• _Extracted data entries_
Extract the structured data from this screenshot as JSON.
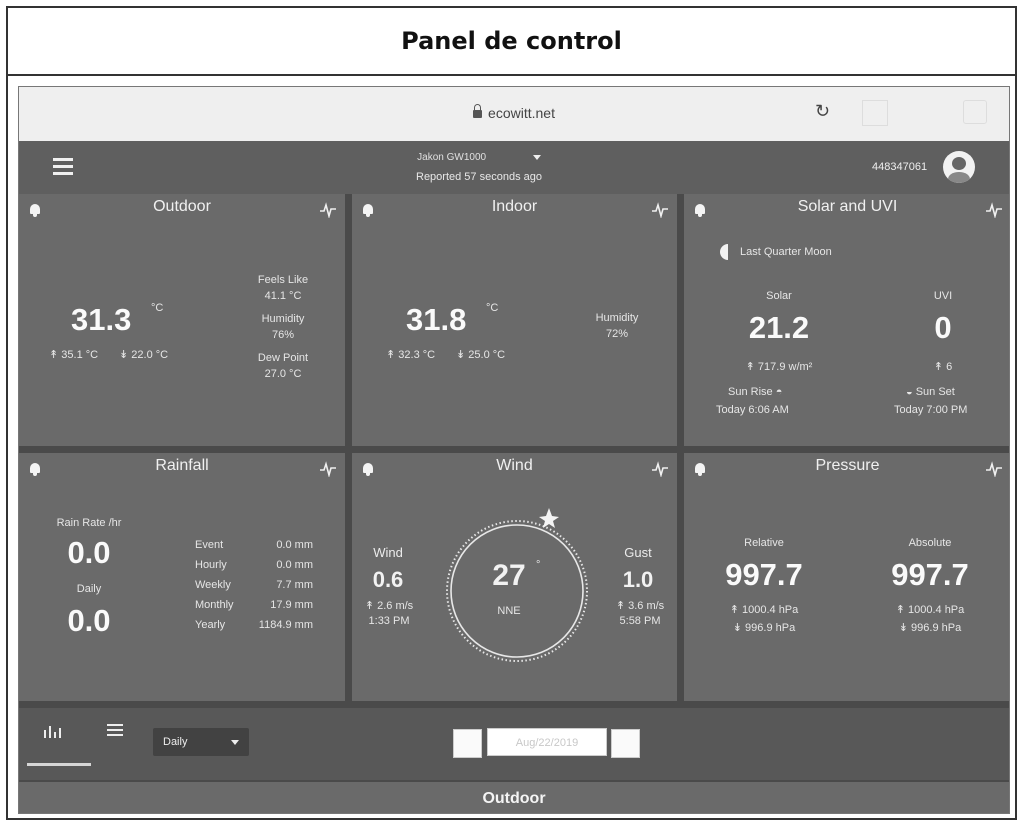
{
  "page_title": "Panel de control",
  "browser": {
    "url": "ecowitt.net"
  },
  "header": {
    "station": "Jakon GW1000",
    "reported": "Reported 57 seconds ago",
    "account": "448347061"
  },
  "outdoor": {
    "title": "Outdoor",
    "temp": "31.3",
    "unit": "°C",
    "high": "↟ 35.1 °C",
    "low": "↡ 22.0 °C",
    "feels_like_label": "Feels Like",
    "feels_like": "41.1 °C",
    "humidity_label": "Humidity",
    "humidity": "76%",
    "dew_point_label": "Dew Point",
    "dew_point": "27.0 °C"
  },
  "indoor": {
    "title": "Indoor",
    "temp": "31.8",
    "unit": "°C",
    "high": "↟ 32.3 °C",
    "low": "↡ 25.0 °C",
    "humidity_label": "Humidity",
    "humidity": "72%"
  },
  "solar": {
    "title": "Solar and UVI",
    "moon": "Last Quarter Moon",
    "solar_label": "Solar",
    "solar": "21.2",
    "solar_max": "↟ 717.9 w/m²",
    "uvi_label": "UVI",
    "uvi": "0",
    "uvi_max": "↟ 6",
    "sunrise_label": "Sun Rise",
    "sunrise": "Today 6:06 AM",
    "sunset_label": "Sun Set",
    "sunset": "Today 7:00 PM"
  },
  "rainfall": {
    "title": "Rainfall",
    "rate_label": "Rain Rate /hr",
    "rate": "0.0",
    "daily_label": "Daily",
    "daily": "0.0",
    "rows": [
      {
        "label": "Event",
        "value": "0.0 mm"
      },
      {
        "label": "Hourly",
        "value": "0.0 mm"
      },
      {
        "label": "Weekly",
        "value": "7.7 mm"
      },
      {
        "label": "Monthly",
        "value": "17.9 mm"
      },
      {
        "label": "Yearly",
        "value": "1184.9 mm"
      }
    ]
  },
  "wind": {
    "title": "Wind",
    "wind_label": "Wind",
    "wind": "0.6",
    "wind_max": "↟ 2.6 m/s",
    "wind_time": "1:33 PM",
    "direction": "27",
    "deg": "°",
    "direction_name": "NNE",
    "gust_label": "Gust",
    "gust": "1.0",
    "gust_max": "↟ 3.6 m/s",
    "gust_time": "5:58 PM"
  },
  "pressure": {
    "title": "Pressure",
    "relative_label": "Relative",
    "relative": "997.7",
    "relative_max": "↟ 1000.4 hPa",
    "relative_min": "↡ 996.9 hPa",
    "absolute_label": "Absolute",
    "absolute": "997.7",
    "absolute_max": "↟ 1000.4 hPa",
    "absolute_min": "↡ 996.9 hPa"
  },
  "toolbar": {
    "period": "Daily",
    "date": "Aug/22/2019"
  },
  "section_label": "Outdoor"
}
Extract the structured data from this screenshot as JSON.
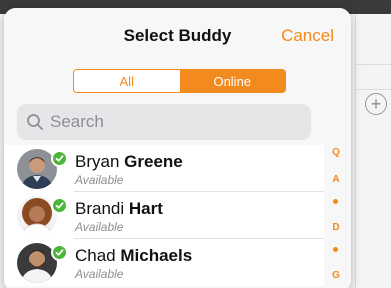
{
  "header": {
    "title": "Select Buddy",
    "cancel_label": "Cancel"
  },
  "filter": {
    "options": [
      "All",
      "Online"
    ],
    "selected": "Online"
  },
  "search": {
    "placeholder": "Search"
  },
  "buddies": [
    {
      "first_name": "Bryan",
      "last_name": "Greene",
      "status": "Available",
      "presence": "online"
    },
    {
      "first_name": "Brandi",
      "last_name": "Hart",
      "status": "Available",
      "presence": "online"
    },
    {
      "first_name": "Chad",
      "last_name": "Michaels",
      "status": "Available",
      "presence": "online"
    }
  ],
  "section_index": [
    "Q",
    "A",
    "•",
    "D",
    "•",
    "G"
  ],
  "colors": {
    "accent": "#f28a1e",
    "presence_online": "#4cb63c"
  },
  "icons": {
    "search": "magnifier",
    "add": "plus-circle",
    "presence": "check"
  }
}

--

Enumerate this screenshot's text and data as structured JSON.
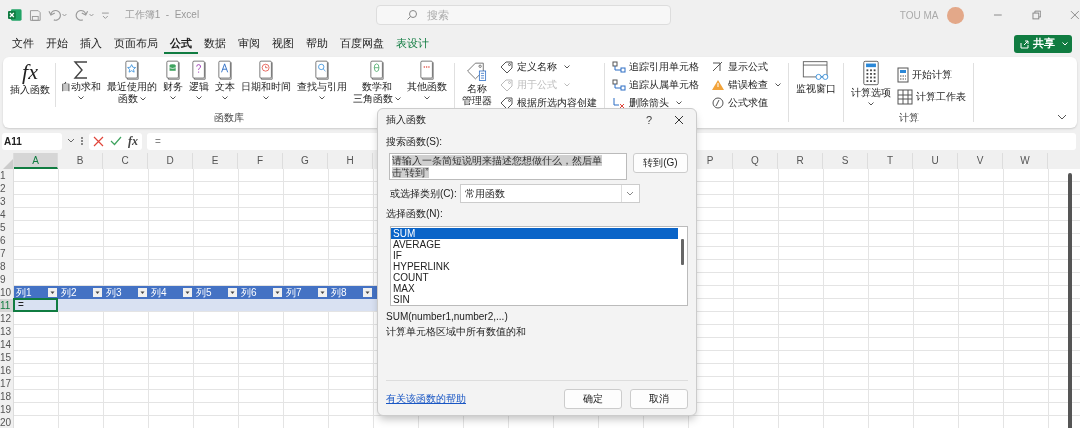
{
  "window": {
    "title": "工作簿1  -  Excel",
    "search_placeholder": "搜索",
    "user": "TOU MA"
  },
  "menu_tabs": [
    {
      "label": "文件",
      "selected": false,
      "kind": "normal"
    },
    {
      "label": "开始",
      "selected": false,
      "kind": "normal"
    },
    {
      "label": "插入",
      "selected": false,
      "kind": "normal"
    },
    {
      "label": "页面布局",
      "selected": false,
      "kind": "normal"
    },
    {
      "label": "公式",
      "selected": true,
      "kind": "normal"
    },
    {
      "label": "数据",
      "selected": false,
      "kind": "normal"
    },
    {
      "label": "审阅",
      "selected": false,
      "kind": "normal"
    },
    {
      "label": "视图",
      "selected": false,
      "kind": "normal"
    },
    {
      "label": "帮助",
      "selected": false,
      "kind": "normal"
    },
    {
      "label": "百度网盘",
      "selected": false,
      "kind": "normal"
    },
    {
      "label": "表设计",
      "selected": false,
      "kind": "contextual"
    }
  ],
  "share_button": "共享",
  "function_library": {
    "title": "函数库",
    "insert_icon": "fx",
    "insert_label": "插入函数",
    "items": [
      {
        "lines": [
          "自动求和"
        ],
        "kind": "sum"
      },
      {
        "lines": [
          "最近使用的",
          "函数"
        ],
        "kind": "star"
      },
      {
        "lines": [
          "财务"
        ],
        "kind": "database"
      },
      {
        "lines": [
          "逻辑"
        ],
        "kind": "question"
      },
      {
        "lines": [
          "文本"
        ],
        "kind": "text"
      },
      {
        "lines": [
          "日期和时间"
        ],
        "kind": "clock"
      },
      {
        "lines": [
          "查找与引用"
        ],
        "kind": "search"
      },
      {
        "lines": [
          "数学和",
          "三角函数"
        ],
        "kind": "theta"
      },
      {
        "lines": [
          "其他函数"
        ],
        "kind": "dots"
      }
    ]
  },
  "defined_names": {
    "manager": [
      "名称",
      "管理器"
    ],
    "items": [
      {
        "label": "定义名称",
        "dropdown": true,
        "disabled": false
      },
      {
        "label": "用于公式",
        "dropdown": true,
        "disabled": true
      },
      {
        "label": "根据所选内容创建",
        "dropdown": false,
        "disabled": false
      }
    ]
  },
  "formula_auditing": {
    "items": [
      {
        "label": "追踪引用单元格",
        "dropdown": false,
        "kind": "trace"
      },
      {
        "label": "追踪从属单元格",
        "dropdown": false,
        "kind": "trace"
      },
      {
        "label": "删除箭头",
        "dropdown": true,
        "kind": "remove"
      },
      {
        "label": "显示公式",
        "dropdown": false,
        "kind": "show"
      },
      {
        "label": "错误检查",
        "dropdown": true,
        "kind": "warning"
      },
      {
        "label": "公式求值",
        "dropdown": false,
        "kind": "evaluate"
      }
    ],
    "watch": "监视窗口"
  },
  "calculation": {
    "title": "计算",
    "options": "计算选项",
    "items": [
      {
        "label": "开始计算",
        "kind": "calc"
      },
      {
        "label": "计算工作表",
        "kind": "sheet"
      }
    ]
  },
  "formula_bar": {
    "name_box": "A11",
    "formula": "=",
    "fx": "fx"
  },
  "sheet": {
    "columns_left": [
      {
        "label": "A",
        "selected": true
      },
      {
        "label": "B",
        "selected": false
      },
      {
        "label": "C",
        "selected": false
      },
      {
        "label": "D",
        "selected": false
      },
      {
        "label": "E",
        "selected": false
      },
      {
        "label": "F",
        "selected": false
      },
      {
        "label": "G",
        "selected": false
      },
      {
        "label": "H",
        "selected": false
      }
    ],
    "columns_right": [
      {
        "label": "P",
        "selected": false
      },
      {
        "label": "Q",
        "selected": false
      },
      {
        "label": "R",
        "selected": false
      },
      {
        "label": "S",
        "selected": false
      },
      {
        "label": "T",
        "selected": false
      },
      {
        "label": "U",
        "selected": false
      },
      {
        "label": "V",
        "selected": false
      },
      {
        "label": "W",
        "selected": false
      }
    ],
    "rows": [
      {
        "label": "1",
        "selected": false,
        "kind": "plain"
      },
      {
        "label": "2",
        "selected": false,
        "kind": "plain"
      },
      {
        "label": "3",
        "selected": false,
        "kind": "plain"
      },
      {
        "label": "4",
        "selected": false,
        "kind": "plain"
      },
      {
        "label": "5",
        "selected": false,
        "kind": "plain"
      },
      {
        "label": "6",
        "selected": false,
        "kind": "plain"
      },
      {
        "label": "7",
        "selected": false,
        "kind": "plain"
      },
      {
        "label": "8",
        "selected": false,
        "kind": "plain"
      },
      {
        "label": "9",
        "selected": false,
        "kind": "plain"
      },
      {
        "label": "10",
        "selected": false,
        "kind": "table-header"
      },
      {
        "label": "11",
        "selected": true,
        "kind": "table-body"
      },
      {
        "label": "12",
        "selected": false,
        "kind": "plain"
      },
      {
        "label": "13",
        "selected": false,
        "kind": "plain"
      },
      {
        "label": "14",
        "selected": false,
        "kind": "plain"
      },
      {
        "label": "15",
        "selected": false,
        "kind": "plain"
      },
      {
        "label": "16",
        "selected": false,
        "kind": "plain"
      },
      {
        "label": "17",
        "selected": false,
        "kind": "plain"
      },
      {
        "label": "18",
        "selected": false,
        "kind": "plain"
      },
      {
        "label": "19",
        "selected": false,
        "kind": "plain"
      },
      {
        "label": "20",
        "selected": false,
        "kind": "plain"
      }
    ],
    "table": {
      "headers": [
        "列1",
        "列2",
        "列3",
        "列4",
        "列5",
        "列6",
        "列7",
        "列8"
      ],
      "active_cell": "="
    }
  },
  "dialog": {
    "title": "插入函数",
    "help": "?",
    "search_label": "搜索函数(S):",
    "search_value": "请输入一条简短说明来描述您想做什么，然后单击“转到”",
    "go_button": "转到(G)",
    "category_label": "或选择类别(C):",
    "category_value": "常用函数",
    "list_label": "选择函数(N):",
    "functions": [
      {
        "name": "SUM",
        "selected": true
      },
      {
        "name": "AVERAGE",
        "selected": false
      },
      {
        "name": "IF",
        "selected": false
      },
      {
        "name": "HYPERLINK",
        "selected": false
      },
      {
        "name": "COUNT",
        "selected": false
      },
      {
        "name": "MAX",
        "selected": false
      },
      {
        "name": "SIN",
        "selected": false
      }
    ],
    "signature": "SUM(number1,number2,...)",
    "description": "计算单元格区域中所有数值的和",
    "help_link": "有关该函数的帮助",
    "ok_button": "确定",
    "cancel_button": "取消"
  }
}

* * *

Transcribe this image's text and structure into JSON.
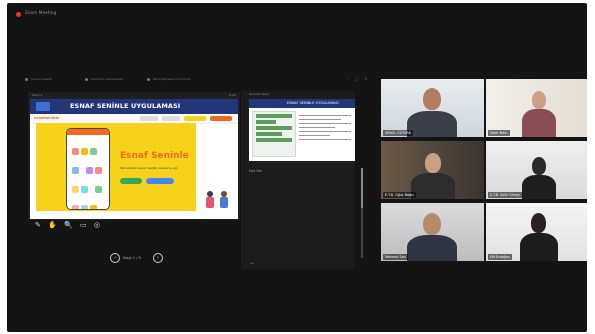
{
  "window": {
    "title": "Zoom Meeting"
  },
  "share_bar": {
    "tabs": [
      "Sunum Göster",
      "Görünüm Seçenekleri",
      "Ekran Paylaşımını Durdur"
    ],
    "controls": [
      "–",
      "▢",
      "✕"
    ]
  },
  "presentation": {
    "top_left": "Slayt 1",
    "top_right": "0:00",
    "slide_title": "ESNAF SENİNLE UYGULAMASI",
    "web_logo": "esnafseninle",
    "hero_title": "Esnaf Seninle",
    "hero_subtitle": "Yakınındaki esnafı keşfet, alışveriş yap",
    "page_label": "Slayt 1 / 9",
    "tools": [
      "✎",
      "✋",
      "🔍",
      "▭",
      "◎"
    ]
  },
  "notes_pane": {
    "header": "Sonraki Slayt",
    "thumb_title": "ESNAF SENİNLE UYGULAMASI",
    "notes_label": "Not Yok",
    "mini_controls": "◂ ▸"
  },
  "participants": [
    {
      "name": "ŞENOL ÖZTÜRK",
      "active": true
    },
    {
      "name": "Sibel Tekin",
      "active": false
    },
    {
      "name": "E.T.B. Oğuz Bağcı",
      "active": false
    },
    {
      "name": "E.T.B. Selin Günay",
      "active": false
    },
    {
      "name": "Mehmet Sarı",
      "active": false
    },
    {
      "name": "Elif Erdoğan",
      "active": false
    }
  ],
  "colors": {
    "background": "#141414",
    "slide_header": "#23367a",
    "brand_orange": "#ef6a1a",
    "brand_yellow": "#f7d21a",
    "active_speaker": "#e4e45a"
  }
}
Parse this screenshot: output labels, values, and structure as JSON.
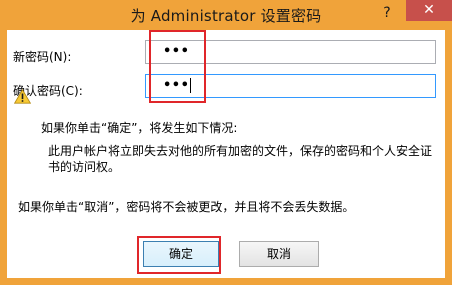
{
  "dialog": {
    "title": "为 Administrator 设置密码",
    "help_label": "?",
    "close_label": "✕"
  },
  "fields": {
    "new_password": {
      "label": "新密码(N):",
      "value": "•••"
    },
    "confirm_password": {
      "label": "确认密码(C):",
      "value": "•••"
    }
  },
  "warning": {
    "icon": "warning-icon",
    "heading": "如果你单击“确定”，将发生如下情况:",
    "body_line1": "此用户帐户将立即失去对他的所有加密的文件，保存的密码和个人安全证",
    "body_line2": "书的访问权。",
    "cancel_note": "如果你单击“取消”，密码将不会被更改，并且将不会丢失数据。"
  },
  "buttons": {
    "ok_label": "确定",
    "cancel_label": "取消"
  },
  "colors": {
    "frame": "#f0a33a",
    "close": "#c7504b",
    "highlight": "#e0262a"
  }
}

• _Task goal_
Show the lines of the data that hold the word "Slayt".

• _The result_
    "top_left": "Slayt 1",
    "page_label": "Slayt 1 / 9",
    "header": "Sonraki Slayt",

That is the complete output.